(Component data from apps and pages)
- - - - - - -

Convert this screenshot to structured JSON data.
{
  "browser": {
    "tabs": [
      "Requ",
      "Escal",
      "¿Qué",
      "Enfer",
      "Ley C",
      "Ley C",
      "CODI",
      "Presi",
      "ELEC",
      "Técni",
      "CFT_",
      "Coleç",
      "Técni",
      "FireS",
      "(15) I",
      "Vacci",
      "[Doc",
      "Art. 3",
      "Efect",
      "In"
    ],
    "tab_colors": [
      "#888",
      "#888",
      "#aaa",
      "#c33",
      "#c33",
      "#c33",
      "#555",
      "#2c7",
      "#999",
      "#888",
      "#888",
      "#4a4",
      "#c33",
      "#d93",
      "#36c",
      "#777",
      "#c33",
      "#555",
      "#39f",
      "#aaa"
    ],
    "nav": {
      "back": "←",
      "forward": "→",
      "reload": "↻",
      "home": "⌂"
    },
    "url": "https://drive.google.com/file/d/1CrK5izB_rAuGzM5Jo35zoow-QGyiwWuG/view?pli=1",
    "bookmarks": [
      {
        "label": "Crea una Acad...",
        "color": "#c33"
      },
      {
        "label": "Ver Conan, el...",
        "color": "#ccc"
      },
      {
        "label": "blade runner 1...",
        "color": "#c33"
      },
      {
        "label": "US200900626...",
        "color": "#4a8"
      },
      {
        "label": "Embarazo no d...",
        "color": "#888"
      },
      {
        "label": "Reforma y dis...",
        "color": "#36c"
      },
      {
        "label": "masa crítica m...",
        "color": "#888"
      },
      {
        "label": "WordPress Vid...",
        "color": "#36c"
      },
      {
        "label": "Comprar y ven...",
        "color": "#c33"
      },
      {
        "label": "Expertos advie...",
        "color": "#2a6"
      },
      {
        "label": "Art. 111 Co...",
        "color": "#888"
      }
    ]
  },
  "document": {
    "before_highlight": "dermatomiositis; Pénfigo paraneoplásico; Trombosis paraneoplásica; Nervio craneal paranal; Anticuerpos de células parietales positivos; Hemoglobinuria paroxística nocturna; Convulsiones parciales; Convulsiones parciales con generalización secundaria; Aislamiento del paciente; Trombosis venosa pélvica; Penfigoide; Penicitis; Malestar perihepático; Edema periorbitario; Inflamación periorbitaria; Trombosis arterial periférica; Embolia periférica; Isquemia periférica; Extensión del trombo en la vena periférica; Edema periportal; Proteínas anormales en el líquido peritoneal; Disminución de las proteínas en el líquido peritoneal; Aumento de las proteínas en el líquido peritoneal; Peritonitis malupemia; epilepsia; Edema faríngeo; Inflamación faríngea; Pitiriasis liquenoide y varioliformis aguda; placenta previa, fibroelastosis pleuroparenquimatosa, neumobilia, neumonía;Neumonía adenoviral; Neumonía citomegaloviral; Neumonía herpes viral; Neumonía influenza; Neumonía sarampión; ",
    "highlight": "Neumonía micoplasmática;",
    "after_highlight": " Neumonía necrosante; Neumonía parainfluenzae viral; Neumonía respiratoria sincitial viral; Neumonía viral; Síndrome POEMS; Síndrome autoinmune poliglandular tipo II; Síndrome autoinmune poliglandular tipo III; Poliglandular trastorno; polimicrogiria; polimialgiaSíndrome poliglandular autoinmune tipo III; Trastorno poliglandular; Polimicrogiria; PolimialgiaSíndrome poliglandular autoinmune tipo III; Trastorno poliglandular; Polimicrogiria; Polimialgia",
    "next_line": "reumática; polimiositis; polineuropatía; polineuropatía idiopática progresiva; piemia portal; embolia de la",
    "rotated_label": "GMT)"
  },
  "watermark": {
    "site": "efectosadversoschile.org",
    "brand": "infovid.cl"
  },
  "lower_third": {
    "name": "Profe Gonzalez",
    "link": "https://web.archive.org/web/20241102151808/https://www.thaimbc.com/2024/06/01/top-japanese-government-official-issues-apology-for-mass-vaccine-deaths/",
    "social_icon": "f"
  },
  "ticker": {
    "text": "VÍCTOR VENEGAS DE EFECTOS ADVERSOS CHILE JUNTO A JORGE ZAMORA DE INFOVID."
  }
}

- - - - - - -

▶ **What you should do**: Copy out the data shown above without altering anything.

▶ **Result of the exercise**:
Convert this screenshot to structured JSON data.
{
  "browser": {
    "tabs": [
      "Requ",
      "Escal",
      "¿Qué",
      "Enfer",
      "Ley C",
      "Ley C",
      "CODI",
      "Presi",
      "ELEC",
      "Técni",
      "CFT_",
      "Coleç",
      "Técni",
      "FireS",
      "(15) I",
      "Vacci",
      "[Doc",
      "Art. 3",
      "Efect",
      "In"
    ],
    "tab_colors": [
      "#888",
      "#888",
      "#aaa",
      "#c33",
      "#c33",
      "#c33",
      "#555",
      "#2c7",
      "#999",
      "#888",
      "#888",
      "#4a4",
      "#c33",
      "#d93",
      "#36c",
      "#777",
      "#c33",
      "#555",
      "#39f",
      "#aaa"
    ],
    "nav": {
      "back": "←",
      "forward": "→",
      "reload": "↻",
      "home": "⌂"
    },
    "url": "https://drive.google.com/file/d/1CrK5izB_rAuGzM5Jo35zoow-QGyiwWuG/view?pli=1",
    "bookmarks": [
      {
        "label": "Crea una Acad...",
        "color": "#c33"
      },
      {
        "label": "Ver Conan, el...",
        "color": "#ccc"
      },
      {
        "label": "blade runner 1...",
        "color": "#c33"
      },
      {
        "label": "US200900626...",
        "color": "#4a8"
      },
      {
        "label": "Embarazo no d...",
        "color": "#888"
      },
      {
        "label": "Reforma y dis...",
        "color": "#36c"
      },
      {
        "label": "masa crítica m...",
        "color": "#888"
      },
      {
        "label": "WordPress Vid...",
        "color": "#36c"
      },
      {
        "label": "Comprar y ven...",
        "color": "#c33"
      },
      {
        "label": "Expertos advie...",
        "color": "#2a6"
      },
      {
        "label": "Art. 111 Co...",
        "color": "#888"
      }
    ]
  },
  "document": {
    "before_highlight": "dermatomiositis; Pénfigo paraneoplásico; Trombosis paraneoplásica; Nervio craneal paranal; Anticuerpos de células parietales positivos; Hemoglobinuria paroxística nocturna; Convulsiones parciales; Convulsiones parciales con generalización secundaria; Aislamiento del paciente; Trombosis venosa pélvica; Penfigoide; Penicitis; Malestar perihepático; Edema periorbitario; Inflamación periorbitaria; Trombosis arterial periférica; Embolia periférica; Isquemia periférica; Extensión del trombo en la vena periférica; Edema periportal; Proteínas anormales en el líquido peritoneal; Disminución de las proteínas en el líquido peritoneal; Aumento de las proteínas en el líquido peritoneal; Peritonitis malupemia; epilepsia; Edema faríngeo; Inflamación faríngea; Pitiriasis liquenoide y varioliformis aguda; placenta previa, fibroelastosis pleuroparenquimatosa, neumobilia, neumonía;Neumonía adenoviral; Neumonía citomegaloviral; Neumonía herpes viral; Neumonía influenza; Neumonía sarampión; ",
    "highlight": "Neumonía micoplasmática;",
    "after_highlight": " Neumonía necrosante; Neumonía parainfluenzae viral; Neumonía respiratoria sincitial viral; Neumonía viral; Síndrome POEMS; Síndrome autoinmune poliglandular tipo II; Síndrome autoinmune poliglandular tipo III; Poliglandular trastorno; polimicrogiria; polimialgiaSíndrome poliglandular autoinmune tipo III; Trastorno poliglandular; Polimicrogiria; PolimialgiaSíndrome poliglandular autoinmune tipo III; Trastorno poliglandular; Polimicrogiria; Polimialgia",
    "next_line": "reumática; polimiositis; polineuropatía; polineuropatía idiopática progresiva; piemia portal; embolia de la",
    "rotated_label": "GMT)"
  },
  "watermark": {
    "site": "efectosadversoschile.org",
    "brand": "infovid.cl"
  },
  "lower_third": {
    "name": "Profe Gonzalez",
    "link": "https://web.archive.org/web/20241102151808/https://www.thaimbc.com/2024/06/01/top-japanese-government-official-issues-apology-for-mass-vaccine-deaths/",
    "social_icon": "f"
  },
  "ticker": {
    "text": "VÍCTOR VENEGAS DE EFECTOS ADVERSOS CHILE JUNTO A JORGE ZAMORA DE INFOVID."
  }
}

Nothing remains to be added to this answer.